• [Direction]
Locate every line in the material below that has the word "Haag". Copy each of those lines.
****************
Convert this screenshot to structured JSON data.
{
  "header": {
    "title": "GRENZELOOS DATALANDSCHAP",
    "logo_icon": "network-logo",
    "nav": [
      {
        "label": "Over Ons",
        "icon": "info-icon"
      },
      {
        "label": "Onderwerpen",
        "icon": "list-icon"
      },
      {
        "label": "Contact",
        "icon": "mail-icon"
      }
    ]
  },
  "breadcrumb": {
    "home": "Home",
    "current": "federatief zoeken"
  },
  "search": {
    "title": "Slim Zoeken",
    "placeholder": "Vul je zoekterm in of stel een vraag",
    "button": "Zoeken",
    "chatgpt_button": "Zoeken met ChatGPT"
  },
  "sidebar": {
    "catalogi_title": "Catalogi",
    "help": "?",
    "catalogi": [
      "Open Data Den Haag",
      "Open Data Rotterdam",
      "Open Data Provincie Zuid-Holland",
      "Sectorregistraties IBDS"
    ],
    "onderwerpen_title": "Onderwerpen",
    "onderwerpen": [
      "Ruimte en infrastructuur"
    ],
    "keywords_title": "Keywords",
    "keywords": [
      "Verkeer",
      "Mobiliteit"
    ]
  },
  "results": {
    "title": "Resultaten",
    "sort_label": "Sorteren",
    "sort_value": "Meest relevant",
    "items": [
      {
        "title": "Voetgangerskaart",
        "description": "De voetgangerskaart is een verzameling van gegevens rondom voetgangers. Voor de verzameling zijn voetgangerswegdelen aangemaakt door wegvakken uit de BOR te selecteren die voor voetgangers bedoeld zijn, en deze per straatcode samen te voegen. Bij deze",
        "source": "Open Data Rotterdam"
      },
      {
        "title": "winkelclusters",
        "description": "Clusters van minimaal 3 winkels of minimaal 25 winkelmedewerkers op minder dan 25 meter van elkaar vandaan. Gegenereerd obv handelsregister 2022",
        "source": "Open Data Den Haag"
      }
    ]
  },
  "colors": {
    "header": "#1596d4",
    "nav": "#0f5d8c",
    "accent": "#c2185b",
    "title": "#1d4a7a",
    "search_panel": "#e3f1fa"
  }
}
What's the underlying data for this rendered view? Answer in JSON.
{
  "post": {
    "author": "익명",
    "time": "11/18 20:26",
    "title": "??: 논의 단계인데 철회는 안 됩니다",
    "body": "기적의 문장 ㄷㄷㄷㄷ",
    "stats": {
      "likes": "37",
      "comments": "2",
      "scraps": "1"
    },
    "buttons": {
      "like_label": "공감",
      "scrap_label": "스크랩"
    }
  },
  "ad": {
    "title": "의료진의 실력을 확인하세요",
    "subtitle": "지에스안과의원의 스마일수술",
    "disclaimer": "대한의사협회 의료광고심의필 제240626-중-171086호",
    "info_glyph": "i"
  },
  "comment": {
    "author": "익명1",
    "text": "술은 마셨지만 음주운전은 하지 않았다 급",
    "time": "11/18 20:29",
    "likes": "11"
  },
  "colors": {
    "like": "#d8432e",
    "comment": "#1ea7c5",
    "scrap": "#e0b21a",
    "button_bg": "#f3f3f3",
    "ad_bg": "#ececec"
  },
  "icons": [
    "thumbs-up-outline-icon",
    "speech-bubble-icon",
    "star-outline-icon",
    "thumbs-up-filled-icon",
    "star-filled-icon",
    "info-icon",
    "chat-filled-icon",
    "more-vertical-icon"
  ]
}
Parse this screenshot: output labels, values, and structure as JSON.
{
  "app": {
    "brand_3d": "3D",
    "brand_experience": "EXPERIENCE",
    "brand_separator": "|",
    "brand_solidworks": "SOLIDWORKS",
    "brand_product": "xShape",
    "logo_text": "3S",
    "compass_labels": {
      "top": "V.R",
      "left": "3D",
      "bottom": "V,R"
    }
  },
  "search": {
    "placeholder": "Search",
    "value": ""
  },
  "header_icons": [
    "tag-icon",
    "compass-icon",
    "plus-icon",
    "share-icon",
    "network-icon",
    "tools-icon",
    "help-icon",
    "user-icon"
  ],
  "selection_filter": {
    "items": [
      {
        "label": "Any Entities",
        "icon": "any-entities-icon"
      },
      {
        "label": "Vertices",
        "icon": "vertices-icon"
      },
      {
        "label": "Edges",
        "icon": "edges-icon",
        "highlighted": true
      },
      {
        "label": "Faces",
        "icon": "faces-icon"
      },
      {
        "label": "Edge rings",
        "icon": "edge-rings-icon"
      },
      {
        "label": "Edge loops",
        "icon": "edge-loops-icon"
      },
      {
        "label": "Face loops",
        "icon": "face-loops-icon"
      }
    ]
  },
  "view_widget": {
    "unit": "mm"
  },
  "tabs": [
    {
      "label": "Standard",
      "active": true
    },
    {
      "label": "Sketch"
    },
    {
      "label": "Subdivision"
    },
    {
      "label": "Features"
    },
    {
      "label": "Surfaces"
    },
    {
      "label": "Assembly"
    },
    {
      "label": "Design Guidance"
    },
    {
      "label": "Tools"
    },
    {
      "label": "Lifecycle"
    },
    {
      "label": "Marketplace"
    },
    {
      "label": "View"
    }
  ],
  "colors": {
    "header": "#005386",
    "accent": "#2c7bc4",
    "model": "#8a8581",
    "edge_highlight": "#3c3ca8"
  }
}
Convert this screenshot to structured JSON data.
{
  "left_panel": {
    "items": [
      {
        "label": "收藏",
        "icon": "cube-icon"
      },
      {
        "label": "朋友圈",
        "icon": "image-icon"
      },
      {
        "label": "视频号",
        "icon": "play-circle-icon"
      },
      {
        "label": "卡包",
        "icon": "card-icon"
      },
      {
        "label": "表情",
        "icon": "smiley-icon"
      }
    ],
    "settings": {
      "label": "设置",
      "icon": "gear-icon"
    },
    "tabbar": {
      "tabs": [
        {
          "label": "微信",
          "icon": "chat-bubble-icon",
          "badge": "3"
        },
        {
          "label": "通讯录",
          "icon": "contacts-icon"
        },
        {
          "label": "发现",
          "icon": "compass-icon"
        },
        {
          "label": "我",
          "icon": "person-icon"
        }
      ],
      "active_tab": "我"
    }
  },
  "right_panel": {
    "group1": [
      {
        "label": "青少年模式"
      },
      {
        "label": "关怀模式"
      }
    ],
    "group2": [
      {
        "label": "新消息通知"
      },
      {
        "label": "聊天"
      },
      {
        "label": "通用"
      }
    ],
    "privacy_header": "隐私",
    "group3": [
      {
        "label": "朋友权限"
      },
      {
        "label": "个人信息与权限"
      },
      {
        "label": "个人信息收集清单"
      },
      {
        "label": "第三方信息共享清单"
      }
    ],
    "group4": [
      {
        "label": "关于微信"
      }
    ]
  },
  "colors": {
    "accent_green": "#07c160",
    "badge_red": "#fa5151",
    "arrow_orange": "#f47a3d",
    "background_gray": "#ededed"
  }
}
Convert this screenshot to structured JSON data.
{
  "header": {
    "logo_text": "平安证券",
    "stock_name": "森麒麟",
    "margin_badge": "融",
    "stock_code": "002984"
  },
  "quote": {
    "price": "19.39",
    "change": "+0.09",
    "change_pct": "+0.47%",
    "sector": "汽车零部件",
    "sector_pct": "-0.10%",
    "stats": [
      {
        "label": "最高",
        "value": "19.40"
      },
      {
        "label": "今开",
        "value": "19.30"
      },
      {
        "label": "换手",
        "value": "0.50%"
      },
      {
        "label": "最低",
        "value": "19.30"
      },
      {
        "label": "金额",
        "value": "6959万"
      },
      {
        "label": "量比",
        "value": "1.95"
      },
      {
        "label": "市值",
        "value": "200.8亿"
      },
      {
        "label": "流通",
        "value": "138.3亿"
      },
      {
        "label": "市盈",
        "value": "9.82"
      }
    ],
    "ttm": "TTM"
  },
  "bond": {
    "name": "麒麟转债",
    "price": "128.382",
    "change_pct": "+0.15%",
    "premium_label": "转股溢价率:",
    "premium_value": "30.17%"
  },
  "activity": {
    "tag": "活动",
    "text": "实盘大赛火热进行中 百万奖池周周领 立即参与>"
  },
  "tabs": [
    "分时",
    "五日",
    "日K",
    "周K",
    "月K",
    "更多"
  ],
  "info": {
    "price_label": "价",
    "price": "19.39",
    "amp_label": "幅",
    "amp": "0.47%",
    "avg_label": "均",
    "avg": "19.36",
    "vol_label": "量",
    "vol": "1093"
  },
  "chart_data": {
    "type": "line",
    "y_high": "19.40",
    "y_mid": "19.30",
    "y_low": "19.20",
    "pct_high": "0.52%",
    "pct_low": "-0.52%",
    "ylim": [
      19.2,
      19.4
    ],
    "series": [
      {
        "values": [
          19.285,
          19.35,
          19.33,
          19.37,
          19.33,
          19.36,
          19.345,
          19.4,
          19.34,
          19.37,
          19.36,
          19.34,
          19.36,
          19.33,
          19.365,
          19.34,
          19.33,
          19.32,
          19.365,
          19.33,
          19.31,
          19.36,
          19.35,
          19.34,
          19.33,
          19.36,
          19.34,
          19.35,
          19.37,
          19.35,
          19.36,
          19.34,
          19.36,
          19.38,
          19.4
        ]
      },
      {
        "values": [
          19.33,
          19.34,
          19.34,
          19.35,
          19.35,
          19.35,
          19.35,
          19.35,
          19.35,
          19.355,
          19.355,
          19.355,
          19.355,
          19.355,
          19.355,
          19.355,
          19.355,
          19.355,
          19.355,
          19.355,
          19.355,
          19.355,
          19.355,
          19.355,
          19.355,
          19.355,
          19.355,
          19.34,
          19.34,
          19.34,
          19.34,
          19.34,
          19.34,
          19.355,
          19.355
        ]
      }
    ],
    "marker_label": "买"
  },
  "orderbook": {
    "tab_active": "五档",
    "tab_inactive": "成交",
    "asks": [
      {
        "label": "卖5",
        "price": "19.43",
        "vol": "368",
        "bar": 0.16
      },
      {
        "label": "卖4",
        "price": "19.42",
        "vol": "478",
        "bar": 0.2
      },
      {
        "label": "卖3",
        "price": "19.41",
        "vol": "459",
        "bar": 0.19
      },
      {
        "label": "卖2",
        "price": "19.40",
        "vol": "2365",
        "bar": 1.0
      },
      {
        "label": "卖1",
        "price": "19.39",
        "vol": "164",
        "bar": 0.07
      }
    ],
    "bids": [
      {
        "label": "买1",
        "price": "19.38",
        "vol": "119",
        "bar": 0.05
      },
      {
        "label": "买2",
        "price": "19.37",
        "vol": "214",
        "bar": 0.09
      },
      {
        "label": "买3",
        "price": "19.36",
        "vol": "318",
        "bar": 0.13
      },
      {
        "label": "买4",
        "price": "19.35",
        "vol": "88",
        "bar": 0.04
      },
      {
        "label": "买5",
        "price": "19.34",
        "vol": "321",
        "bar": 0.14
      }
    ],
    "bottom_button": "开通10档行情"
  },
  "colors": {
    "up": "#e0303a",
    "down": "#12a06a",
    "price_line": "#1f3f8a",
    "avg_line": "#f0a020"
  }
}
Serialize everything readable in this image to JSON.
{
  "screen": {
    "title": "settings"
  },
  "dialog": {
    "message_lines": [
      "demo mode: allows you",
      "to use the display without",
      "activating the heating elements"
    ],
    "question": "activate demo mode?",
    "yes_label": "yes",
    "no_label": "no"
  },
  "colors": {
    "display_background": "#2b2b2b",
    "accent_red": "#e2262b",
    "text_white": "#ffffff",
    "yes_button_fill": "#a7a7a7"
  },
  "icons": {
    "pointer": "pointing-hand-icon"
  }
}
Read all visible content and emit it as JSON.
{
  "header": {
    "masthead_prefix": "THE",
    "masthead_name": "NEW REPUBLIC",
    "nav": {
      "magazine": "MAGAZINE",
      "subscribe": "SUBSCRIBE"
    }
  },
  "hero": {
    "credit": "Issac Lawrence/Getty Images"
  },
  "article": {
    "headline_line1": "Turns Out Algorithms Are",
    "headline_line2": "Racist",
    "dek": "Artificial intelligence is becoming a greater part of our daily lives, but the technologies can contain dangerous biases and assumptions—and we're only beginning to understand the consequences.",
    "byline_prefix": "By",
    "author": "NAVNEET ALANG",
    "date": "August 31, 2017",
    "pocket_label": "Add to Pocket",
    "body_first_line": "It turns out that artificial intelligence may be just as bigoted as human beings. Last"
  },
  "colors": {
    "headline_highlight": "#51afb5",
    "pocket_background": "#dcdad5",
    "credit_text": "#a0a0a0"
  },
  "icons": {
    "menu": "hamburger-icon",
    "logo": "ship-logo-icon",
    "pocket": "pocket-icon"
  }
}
****************
• [Response for this exercise]
      "Open Data Den Haag",
        "source": "Open Data Den Haag"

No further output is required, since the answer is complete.